DESCRIPTION OF THE TASK
Will you give every entry again exactly as it stands?

RECORDS PROVIDED
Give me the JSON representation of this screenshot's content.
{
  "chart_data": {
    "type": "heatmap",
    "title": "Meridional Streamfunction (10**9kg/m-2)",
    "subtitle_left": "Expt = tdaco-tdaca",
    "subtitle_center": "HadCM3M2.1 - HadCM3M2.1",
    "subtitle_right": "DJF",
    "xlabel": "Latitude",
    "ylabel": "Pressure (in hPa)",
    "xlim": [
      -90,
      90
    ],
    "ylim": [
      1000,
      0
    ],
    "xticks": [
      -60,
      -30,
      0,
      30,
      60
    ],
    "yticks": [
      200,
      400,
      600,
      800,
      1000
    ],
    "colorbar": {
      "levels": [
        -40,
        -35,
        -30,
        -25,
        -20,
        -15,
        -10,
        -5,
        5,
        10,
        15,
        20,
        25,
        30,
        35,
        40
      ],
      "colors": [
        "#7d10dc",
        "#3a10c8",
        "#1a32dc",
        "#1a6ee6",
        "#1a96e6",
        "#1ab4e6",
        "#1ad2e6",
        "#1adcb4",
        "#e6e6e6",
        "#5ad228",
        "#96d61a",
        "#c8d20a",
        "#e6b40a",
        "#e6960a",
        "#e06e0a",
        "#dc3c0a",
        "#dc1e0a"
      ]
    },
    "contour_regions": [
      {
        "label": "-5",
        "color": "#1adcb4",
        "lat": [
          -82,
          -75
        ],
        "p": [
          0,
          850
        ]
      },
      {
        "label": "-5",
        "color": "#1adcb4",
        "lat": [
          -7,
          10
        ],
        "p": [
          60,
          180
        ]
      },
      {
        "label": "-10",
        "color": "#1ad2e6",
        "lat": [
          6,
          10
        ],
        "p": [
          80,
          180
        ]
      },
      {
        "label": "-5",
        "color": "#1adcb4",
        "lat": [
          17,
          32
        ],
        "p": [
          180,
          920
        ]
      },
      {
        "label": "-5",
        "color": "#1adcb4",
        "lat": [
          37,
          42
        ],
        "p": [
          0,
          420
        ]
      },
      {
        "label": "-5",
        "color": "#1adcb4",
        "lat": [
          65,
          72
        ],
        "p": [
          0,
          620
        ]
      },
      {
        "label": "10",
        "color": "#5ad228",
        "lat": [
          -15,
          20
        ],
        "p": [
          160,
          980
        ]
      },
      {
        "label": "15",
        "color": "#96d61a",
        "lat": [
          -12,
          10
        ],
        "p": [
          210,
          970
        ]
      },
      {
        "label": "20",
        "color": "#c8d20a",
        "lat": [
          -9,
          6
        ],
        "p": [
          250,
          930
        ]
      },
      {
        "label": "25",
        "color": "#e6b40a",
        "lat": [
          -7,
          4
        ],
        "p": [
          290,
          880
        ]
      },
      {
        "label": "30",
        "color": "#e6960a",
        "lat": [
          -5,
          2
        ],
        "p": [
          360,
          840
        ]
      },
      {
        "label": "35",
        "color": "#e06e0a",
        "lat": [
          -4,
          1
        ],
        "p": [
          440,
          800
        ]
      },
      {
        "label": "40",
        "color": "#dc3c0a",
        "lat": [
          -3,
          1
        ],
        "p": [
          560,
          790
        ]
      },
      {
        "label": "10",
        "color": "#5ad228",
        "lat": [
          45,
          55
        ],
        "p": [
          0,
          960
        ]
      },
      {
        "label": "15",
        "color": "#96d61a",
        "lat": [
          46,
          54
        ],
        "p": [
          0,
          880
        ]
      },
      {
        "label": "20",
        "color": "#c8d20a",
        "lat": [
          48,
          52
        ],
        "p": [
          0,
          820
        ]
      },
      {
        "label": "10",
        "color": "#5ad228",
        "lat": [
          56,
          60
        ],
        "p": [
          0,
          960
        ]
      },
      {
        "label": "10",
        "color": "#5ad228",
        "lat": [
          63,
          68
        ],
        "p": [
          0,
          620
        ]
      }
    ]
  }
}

TASK OUTPUT
Give me the JSON representation of this screenshot's content.
{
  "chart_data": {
    "type": "heatmap",
    "title": "Meridional Streamfunction (10**9kg/m-2)",
    "subtitle_left": "Expt = tdaco-tdaca",
    "subtitle_center": "HadCM3M2.1 - HadCM3M2.1",
    "subtitle_right": "DJF",
    "xlabel": "Latitude",
    "ylabel": "Pressure (in hPa)",
    "xlim": [
      -90,
      90
    ],
    "ylim": [
      1000,
      0
    ],
    "xticks": [
      -60,
      -30,
      0,
      30,
      60
    ],
    "yticks": [
      200,
      400,
      600,
      800,
      1000
    ],
    "colorbar": {
      "levels": [
        -40,
        -35,
        -30,
        -25,
        -20,
        -15,
        -10,
        -5,
        5,
        10,
        15,
        20,
        25,
        30,
        35,
        40
      ],
      "colors": [
        "#7d10dc",
        "#3a10c8",
        "#1a32dc",
        "#1a6ee6",
        "#1a96e6",
        "#1ab4e6",
        "#1ad2e6",
        "#1adcb4",
        "#e6e6e6",
        "#5ad228",
        "#96d61a",
        "#c8d20a",
        "#e6b40a",
        "#e6960a",
        "#e06e0a",
        "#dc3c0a",
        "#dc1e0a"
      ]
    },
    "contour_regions": [
      {
        "label": "-5",
        "color": "#1adcb4",
        "lat": [
          -82,
          -75
        ],
        "p": [
          0,
          850
        ]
      },
      {
        "label": "-5",
        "color": "#1adcb4",
        "lat": [
          -7,
          10
        ],
        "p": [
          60,
          180
        ]
      },
      {
        "label": "-10",
        "color": "#1ad2e6",
        "lat": [
          6,
          10
        ],
        "p": [
          80,
          180
        ]
      },
      {
        "label": "-5",
        "color": "#1adcb4",
        "lat": [
          17,
          32
        ],
        "p": [
          180,
          920
        ]
      },
      {
        "label": "-5",
        "color": "#1adcb4",
        "lat": [
          37,
          42
        ],
        "p": [
          0,
          420
        ]
      },
      {
        "label": "-5",
        "color": "#1adcb4",
        "lat": [
          65,
          72
        ],
        "p": [
          0,
          620
        ]
      },
      {
        "label": "10",
        "color": "#5ad228",
        "lat": [
          -15,
          20
        ],
        "p": [
          160,
          980
        ]
      },
      {
        "label": "15",
        "color": "#96d61a",
        "lat": [
          -12,
          10
        ],
        "p": [
          210,
          970
        ]
      },
      {
        "label": "20",
        "color": "#c8d20a",
        "lat": [
          -9,
          6
        ],
        "p": [
          250,
          930
        ]
      },
      {
        "label": "25",
        "color": "#e6b40a",
        "lat": [
          -7,
          4
        ],
        "p": [
          290,
          880
        ]
      },
      {
        "label": "30",
        "color": "#e6960a",
        "lat": [
          -5,
          2
        ],
        "p": [
          360,
          840
        ]
      },
      {
        "label": "35",
        "color": "#e06e0a",
        "lat": [
          -4,
          1
        ],
        "p": [
          440,
          800
        ]
      },
      {
        "label": "40",
        "color": "#dc3c0a",
        "lat": [
          -3,
          1
        ],
        "p": [
          560,
          790
        ]
      },
      {
        "label": "10",
        "color": "#5ad228",
        "lat": [
          45,
          55
        ],
        "p": [
          0,
          960
        ]
      },
      {
        "label": "15",
        "color": "#96d61a",
        "lat": [
          46,
          54
        ],
        "p": [
          0,
          880
        ]
      },
      {
        "label": "20",
        "color": "#c8d20a",
        "lat": [
          48,
          52
        ],
        "p": [
          0,
          820
        ]
      },
      {
        "label": "10",
        "color": "#5ad228",
        "lat": [
          56,
          60
        ],
        "p": [
          0,
          960
        ]
      },
      {
        "label": "10",
        "color": "#5ad228",
        "lat": [
          63,
          68
        ],
        "p": [
          0,
          620
        ]
      }
    ]
  }
}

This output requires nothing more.